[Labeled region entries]
--- Begin ---
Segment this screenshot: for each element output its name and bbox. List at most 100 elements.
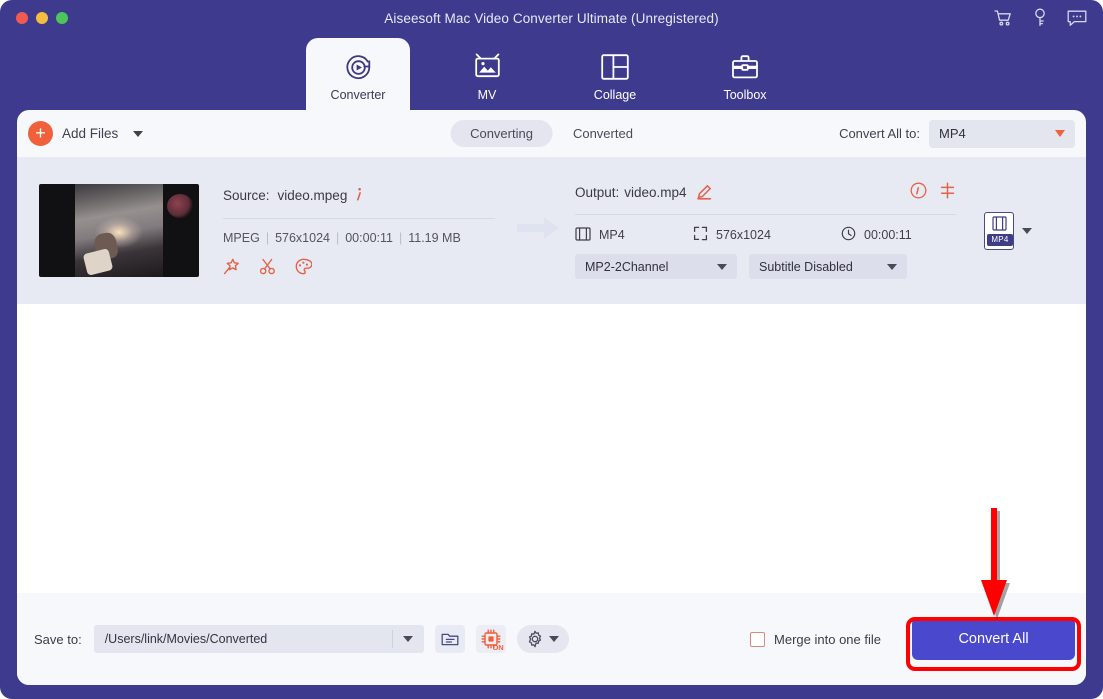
message-icon[interactable]: [1067, 9, 1087, 27]
convert-all-label: Convert All: [958, 631, 1029, 647]
save-path-value: /Users/link/Movies/Converted: [104, 632, 268, 646]
output-format-badge[interactable]: MP4: [984, 211, 1014, 250]
source-codec: MPEG: [223, 230, 260, 245]
subtitle-track-value: Subtitle Disabled: [759, 259, 853, 274]
film-icon: [991, 215, 1007, 231]
tab-mv[interactable]: MV: [435, 38, 539, 110]
info-circle-icon[interactable]: [910, 182, 927, 202]
chevron-down-icon: [717, 263, 727, 270]
tab-collage[interactable]: Collage: [563, 38, 667, 110]
tab-converter-label: Converter: [330, 88, 386, 102]
source-meta: MPEG | 576x1024 | 00:00:11 | 11.19 MB: [223, 231, 495, 245]
convert-all-format-value: MP4: [939, 126, 966, 141]
convert-all-format-select[interactable]: MP4: [929, 119, 1075, 148]
open-folder-button[interactable]: [434, 625, 465, 653]
convert-all-to-group: Convert All to: MP4: [839, 119, 1075, 148]
edit-pencil-icon[interactable]: [696, 184, 712, 200]
bottom-bar: Save to: /Users/link/Movies/Converted ON…: [17, 593, 1086, 685]
page-title: Aiseesoft Mac Video Converter Ultimate (…: [384, 11, 719, 26]
output-track-selects: MP2-2Channel Subtitle Disabled: [575, 254, 956, 279]
output-resolution-value: 576x1024: [716, 228, 771, 242]
chevron-down-icon: [1055, 130, 1065, 137]
thumbnail-flower-detail: [167, 194, 193, 218]
cart-icon[interactable]: [994, 9, 1013, 27]
format-badge-label: MP4: [987, 233, 1013, 246]
source-title-row: Source: video.mpeg: [223, 187, 495, 205]
collage-icon: [601, 48, 629, 86]
adjust-settings-icon[interactable]: [939, 182, 956, 202]
key-icon[interactable]: [1033, 8, 1047, 27]
toolbox-icon: [731, 48, 759, 86]
save-path-dropdown[interactable]: [391, 630, 413, 648]
window-action-icons: [994, 8, 1087, 27]
status-segment-control: Converting Converted: [450, 120, 653, 147]
clock-icon: [841, 226, 856, 244]
conversion-arrow-icon: [515, 214, 561, 247]
convert-all-to-label: Convert All to:: [839, 126, 920, 141]
meta-separator: |: [265, 230, 270, 245]
palette-icon[interactable]: [295, 258, 313, 275]
source-duration: 00:00:11: [345, 230, 393, 245]
audio-track-select[interactable]: MP2-2Channel: [575, 254, 737, 279]
tab-converting[interactable]: Converting: [450, 120, 553, 147]
main-panel: + Add Files Converting Converted Convert…: [17, 110, 1086, 685]
folder-icon: [441, 633, 459, 646]
output-format-value: MP4: [599, 228, 625, 242]
merge-label: Merge into one file: [774, 631, 881, 647]
source-label: Source:: [223, 188, 270, 203]
add-files-label: Add Files: [62, 126, 119, 141]
video-thumbnail[interactable]: [39, 184, 199, 277]
source-info: Source: video.mpeg MPEG | 576x1024 | 00:…: [223, 187, 495, 275]
output-specs: MP4 576x1024 00:00:11: [575, 226, 956, 244]
empty-file-list-area: [17, 304, 1086, 593]
source-filename: video.mpeg: [277, 188, 348, 203]
tab-converted[interactable]: Converted: [553, 120, 653, 147]
chevron-down-icon: [549, 636, 560, 642]
save-path-input[interactable]: /Users/link/Movies/Converted: [93, 625, 424, 653]
chevron-down-icon: [887, 263, 897, 270]
expand-icon: [693, 226, 708, 244]
chevron-down-icon[interactable]: [1022, 227, 1032, 234]
tab-mv-label: MV: [477, 88, 497, 102]
info-italic-icon[interactable]: [355, 187, 362, 205]
add-files-button[interactable]: + Add Files: [28, 121, 144, 146]
save-to-label: Save to:: [34, 631, 82, 647]
effects-icon[interactable]: [223, 258, 240, 275]
source-resolution: 576x1024: [275, 230, 330, 245]
main-nav-tabs: Converter MV Collage Toolbox: [0, 38, 1103, 110]
file-row: Source: video.mpeg MPEG | 576x1024 | 00:…: [17, 157, 1086, 304]
checkbox-box: [750, 631, 766, 647]
meta-separator: |: [398, 230, 403, 245]
gear-icon: [529, 630, 542, 648]
output-format-spec: MP4: [575, 226, 693, 244]
output-info: Output: video.mp4 MP4 576x1024 00:00:11 …: [575, 182, 956, 279]
output-format-badge-group: MP4: [984, 211, 1032, 250]
chevron-down-icon: [402, 636, 413, 642]
trim-scissors-icon[interactable]: [259, 258, 276, 275]
source-filesize: 11.19 MB: [408, 230, 461, 245]
output-duration-spec: 00:00:11: [841, 226, 912, 244]
gpu-on-badge: ON: [492, 643, 504, 652]
tab-toolbox[interactable]: Toolbox: [693, 38, 797, 110]
output-label: Output:: [575, 184, 620, 200]
source-edit-icons: [223, 258, 495, 275]
output-filename: video.mp4: [624, 184, 687, 200]
meta-separator: |: [335, 230, 340, 245]
chevron-down-icon[interactable]: [133, 130, 144, 137]
output-resolution-spec: 576x1024: [693, 226, 841, 244]
app-window: Aiseesoft Mac Video Converter Ultimate (…: [0, 0, 1103, 699]
convert-all-button[interactable]: Convert All: [912, 618, 1075, 660]
output-action-icons: [910, 182, 956, 202]
divider: [223, 217, 495, 219]
subtitle-track-select[interactable]: Subtitle Disabled: [749, 254, 907, 279]
output-title-row: Output: video.mp4: [575, 182, 956, 202]
audio-track-value: MP2-2Channel: [585, 259, 669, 274]
film-icon: [575, 226, 591, 244]
tab-converter[interactable]: Converter: [306, 38, 410, 110]
divider: [391, 630, 393, 648]
preferences-button[interactable]: [516, 625, 569, 653]
output-duration-value: 00:00:11: [864, 228, 912, 242]
merge-into-one-file-checkbox[interactable]: Merge into one file: [750, 631, 881, 647]
gpu-acceleration-button[interactable]: ON: [475, 625, 506, 653]
title-bar: Aiseesoft Mac Video Converter Ultimate (…: [0, 0, 1103, 38]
--- End ---
=== Set task ===
Pull out every line of the entries above that contains the string "Merge".

=== Result below ===
merge-label: Merge into one file: [774, 631, 881, 647]
merge-into-one-file-checkbox[interactable]: Merge into one file: [750, 631, 881, 647]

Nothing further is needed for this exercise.